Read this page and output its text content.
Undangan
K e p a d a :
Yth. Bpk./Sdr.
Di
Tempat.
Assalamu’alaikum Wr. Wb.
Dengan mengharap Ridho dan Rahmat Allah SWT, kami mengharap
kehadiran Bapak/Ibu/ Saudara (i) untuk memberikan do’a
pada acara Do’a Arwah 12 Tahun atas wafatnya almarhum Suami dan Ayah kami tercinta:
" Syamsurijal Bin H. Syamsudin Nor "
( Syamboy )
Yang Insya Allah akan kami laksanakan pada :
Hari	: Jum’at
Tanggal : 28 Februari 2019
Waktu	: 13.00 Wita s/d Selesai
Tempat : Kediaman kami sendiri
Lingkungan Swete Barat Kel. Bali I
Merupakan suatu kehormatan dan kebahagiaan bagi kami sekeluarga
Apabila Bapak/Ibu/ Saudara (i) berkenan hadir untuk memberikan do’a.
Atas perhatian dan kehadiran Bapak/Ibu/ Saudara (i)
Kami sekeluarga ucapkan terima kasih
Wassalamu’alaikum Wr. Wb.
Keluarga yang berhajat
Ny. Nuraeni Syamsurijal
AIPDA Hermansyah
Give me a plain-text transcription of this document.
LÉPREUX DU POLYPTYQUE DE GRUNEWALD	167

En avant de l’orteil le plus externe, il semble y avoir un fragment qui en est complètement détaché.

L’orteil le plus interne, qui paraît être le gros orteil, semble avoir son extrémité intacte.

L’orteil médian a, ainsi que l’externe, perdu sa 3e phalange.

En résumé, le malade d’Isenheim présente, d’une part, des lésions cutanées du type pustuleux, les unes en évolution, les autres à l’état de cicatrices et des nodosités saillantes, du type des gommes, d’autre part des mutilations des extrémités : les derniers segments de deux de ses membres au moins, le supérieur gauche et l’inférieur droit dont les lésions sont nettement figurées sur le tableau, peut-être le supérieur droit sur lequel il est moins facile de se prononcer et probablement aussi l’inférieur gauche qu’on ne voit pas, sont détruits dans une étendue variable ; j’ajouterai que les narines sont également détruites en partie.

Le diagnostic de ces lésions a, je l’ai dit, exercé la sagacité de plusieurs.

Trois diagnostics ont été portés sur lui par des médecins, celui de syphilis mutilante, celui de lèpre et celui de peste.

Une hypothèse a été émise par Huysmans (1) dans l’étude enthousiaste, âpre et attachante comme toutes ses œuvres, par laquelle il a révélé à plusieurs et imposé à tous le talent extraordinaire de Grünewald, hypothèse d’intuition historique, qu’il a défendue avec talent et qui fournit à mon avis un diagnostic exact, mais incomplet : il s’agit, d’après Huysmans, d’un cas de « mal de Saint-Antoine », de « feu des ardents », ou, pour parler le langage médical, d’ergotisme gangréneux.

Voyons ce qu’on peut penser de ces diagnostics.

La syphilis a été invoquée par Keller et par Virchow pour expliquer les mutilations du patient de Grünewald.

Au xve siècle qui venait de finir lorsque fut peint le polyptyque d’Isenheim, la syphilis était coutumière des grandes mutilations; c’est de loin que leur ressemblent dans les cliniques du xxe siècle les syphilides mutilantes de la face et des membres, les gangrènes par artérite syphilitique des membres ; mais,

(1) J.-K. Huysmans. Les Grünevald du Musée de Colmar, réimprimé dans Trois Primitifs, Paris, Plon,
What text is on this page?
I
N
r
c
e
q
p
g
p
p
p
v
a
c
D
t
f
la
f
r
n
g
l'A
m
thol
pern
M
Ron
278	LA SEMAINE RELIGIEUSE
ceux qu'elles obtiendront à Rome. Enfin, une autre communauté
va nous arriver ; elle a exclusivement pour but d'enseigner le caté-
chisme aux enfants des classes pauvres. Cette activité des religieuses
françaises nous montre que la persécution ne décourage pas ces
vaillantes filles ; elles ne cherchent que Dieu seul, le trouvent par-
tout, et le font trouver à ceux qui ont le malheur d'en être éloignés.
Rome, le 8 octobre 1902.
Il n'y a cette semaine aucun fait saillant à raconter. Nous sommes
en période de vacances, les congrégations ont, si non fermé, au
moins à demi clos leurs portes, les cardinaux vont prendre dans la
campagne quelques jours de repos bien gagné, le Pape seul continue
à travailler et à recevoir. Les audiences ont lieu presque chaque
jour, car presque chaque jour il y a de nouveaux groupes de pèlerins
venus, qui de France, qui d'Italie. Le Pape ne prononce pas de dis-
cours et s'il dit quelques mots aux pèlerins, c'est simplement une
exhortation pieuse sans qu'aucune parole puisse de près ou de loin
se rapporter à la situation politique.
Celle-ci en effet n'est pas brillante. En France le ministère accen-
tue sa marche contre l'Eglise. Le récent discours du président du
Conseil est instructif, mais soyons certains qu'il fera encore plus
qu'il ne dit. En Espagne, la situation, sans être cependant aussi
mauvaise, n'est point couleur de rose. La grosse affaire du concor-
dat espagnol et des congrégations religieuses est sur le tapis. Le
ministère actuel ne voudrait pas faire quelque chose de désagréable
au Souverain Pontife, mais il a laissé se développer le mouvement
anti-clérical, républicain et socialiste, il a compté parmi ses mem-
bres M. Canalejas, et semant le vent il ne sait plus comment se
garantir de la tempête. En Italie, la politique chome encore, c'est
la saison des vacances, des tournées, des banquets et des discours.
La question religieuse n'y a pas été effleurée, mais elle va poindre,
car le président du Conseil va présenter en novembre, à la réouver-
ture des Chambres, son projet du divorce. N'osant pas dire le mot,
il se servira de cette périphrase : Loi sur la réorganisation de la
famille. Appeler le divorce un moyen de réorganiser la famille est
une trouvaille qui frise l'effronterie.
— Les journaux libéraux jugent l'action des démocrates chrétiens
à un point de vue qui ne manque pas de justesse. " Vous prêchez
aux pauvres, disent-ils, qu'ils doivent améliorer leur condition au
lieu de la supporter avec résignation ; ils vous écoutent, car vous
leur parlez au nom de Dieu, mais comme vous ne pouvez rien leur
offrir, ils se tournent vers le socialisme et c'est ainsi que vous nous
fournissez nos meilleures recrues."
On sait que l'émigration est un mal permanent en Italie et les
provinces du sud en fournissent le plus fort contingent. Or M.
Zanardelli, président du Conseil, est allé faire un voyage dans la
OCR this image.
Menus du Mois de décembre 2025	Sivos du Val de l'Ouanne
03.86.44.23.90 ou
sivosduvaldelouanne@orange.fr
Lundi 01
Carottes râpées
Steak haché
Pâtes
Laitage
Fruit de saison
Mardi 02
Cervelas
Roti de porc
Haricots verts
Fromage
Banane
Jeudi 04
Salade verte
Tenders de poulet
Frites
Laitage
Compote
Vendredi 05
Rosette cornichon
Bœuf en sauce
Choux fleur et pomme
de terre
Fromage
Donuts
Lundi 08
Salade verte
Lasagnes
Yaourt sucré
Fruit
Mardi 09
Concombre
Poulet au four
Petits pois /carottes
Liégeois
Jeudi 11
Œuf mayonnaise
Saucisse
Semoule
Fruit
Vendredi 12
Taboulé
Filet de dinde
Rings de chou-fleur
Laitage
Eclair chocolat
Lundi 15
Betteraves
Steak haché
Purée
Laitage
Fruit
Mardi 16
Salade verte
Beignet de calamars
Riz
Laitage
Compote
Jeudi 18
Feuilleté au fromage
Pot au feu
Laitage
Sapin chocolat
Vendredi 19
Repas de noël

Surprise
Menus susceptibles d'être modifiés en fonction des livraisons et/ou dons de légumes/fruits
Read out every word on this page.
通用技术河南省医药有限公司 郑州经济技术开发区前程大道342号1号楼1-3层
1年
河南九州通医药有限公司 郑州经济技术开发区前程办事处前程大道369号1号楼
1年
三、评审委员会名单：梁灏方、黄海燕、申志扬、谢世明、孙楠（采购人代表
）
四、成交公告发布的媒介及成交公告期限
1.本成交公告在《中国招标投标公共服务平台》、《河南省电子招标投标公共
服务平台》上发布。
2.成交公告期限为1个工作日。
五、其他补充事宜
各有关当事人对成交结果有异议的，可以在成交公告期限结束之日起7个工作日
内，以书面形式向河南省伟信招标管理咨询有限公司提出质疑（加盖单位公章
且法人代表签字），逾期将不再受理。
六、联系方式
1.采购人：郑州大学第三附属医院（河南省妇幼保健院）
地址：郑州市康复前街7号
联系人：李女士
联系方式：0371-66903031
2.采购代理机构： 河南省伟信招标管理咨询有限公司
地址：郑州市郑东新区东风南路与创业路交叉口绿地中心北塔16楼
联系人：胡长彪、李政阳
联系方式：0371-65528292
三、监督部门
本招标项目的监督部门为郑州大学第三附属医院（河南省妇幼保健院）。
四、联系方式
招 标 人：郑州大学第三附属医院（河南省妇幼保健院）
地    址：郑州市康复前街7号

## SHORT PROBLEM
In the listing above, find the line containing "Read out every word on this page.", then reproduce it and each line after it through the end, exactly and with nothing added.

## TASK ANSWER
Read out every word on this page.
通用技术河南省医药有限公司 郑州经济技术开发区前程大道342号1号楼1-3层
1年
河南九州通医药有限公司 郑州经济技术开发区前程办事处前程大道369号1号楼
1年
三、评审委员会名单：梁灏方、黄海燕、申志扬、谢世明、孙楠（采购人代表
）
四、成交公告发布的媒介及成交公告期限
1.本成交公告在《中国招标投标公共服务平台》、《河南省电子招标投标公共
服务平台》上发布。
2.成交公告期限为1个工作日。
五、其他补充事宜
各有关当事人对成交结果有异议的，可以在成交公告期限结束之日起7个工作日
内，以书面形式向河南省伟信招标管理咨询有限公司提出质疑（加盖单位公章
且法人代表签字），逾期将不再受理。
六、联系方式
1.采购人：郑州大学第三附属医院（河南省妇幼保健院）
地址：郑州市康复前街7号
联系人：李女士
联系方式：0371-66903031
2.采购代理机构： 河南省伟信招标管理咨询有限公司
地址：郑州市郑东新区东风南路与创业路交叉口绿地中心北塔16楼
联系人：胡长彪、李政阳
联系方式：0371-65528292
三、监督部门
本招标项目的监督部门为郑州大学第三附属医院（河南省妇幼保健院）。
四、联系方式
招 标 人：郑州大学第三附属医院（河南省妇幼保健院）
地    址：郑州市康复前街7号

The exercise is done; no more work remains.